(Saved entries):
* * * *

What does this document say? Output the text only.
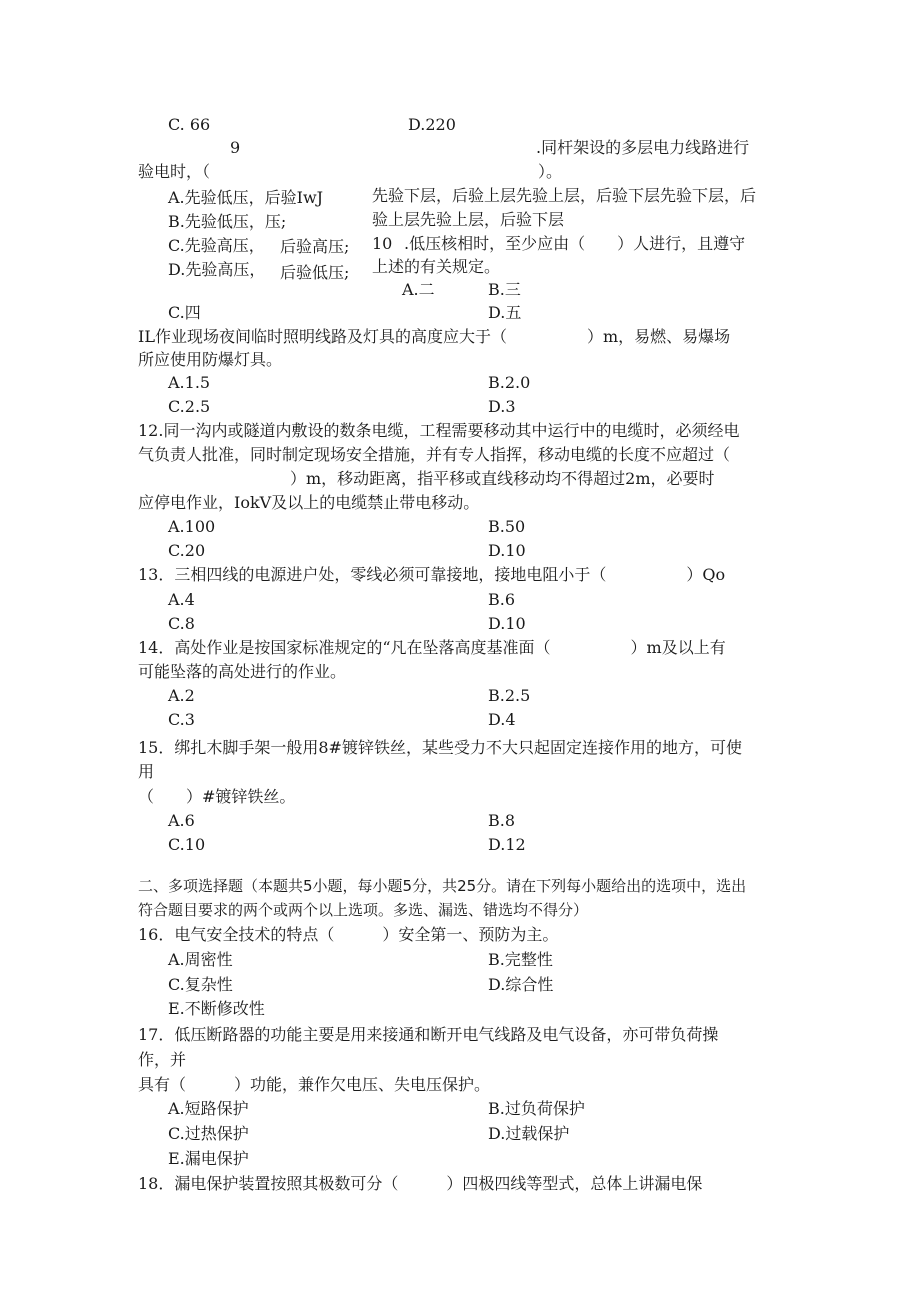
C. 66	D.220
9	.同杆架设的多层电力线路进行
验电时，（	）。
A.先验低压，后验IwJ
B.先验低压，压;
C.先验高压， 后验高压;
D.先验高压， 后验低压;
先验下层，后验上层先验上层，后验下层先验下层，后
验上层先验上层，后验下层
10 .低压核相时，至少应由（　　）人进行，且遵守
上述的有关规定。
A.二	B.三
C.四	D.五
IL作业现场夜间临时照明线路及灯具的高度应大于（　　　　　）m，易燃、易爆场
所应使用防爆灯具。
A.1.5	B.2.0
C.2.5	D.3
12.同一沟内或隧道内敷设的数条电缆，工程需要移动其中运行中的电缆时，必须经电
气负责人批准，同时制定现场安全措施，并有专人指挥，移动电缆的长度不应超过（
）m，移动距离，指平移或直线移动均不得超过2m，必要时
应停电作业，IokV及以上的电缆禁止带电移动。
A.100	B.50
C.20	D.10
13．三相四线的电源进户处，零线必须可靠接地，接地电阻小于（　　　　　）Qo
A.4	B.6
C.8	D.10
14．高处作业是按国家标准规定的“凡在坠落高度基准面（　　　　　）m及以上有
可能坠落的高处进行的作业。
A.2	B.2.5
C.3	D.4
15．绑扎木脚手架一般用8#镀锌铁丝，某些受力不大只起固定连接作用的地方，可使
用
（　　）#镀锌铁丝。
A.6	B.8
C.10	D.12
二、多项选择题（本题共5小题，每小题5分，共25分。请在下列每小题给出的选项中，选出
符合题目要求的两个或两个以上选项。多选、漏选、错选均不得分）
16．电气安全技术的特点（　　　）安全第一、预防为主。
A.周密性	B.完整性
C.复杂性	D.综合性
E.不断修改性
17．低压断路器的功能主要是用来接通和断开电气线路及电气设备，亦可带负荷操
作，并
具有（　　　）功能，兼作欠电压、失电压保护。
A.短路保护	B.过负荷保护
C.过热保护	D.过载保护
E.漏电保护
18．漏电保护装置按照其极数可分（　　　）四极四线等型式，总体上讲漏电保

* * * *

(WHAT IS ASKED): Above are records with pictures; repeat the records exactly and leave the pictures out.

(THE RESULT):
What does this document say? Output the text only.
C. 66	D.220
9	.同杆架设的多层电力线路进行
验电时，（	）。
A.先验低压，后验IwJ
B.先验低压，压;
C.先验高压， 后验高压;
D.先验高压， 后验低压;
先验下层，后验上层先验上层，后验下层先验下层，后
验上层先验上层，后验下层
10 .低压核相时，至少应由（　　）人进行，且遵守
上述的有关规定。
A.二	B.三
C.四	D.五
IL作业现场夜间临时照明线路及灯具的高度应大于（　　　　　）m，易燃、易爆场
所应使用防爆灯具。
A.1.5	B.2.0
C.2.5	D.3
12.同一沟内或隧道内敷设的数条电缆，工程需要移动其中运行中的电缆时，必须经电
气负责人批准，同时制定现场安全措施，并有专人指挥，移动电缆的长度不应超过（
）m，移动距离，指平移或直线移动均不得超过2m，必要时
应停电作业，IokV及以上的电缆禁止带电移动。
A.100	B.50
C.20	D.10
13．三相四线的电源进户处，零线必须可靠接地，接地电阻小于（　　　　　）Qo
A.4	B.6
C.8	D.10
14．高处作业是按国家标准规定的“凡在坠落高度基准面（　　　　　）m及以上有
可能坠落的高处进行的作业。
A.2	B.2.5
C.3	D.4
15．绑扎木脚手架一般用8#镀锌铁丝，某些受力不大只起固定连接作用的地方，可使
用
（　　）#镀锌铁丝。
A.6	B.8
C.10	D.12
二、多项选择题（本题共5小题，每小题5分，共25分。请在下列每小题给出的选项中，选出
符合题目要求的两个或两个以上选项。多选、漏选、错选均不得分）
16．电气安全技术的特点（　　　）安全第一、预防为主。
A.周密性	B.完整性
C.复杂性	D.综合性
E.不断修改性
17．低压断路器的功能主要是用来接通和断开电气线路及电气设备，亦可带负荷操
作，并
具有（　　　）功能，兼作欠电压、失电压保护。
A.短路保护	B.过负荷保护
C.过热保护	D.过载保护
E.漏电保护
18．漏电保护装置按照其极数可分（　　　）四极四线等型式，总体上讲漏电保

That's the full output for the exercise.